### [Exercise aim]
Select from the data all lines with the word "screenshot".

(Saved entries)
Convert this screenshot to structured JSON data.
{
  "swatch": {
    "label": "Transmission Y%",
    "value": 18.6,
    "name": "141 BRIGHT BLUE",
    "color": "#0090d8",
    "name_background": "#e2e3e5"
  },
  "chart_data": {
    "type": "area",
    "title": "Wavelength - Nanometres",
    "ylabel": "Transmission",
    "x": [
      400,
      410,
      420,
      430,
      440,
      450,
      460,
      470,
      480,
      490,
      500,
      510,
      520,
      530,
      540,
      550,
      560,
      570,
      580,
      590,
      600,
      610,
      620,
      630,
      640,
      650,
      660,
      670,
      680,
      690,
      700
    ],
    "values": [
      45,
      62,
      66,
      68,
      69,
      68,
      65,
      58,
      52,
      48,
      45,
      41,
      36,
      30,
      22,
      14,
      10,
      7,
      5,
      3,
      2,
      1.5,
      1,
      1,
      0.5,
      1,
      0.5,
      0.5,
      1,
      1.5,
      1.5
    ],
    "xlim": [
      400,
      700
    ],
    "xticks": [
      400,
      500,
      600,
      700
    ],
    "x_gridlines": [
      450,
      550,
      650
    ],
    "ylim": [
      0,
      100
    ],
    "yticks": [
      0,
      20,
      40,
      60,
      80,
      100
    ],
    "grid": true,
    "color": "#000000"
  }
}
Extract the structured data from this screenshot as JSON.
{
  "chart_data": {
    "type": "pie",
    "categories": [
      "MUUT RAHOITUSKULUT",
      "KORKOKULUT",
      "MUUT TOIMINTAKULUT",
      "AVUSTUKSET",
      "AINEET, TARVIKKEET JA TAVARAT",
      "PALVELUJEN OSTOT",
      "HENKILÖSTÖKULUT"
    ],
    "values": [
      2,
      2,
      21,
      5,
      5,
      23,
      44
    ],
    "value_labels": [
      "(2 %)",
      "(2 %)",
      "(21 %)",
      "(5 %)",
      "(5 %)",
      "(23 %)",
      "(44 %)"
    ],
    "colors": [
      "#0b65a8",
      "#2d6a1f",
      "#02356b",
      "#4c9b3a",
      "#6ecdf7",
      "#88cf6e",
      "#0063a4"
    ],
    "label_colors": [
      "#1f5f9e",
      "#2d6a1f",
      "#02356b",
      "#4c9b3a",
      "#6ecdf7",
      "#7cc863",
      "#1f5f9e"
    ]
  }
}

### [Result of this task]
Convert this screenshot to structured JSON data.
Extract the structured data from this screenshot as JSON.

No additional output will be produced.